Data excerpts
═══
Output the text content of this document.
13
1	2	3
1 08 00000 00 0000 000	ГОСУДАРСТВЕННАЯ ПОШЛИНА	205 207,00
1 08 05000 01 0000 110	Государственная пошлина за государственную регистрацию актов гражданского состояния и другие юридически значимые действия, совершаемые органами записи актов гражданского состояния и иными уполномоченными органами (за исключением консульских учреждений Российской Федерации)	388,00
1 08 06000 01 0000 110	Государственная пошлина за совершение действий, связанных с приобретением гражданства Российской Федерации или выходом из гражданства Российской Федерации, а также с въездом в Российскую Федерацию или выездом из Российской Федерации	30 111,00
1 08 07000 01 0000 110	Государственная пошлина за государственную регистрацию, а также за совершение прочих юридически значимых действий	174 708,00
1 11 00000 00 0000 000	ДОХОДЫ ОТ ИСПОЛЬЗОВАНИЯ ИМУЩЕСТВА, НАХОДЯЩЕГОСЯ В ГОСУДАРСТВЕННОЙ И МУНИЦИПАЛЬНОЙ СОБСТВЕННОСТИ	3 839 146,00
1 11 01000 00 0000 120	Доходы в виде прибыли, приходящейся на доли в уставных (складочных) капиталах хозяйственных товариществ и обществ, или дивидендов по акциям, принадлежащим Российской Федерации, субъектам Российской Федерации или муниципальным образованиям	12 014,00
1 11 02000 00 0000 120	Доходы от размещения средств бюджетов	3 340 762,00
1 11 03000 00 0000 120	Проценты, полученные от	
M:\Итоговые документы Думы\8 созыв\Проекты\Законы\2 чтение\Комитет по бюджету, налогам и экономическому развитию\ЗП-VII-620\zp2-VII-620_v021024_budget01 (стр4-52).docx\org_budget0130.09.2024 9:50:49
═══
REQUEST
In the material above, find the lines that contain "совершение" and show them.

COMPLETED TASK
1 08 06000 01 0000 110	Государственная пошлина за совершение действий, связанных с приобретением гражданства Российской Федерации или выходом из гражданства Российской Федерации, а также с въездом в Российскую Федерацию или выездом из Российской Федерации	30 111,00
1 08 07000 01 0000 110	Государственная пошлина за государственную регистрацию, а также за совершение прочих юридически значимых действий	174 708,00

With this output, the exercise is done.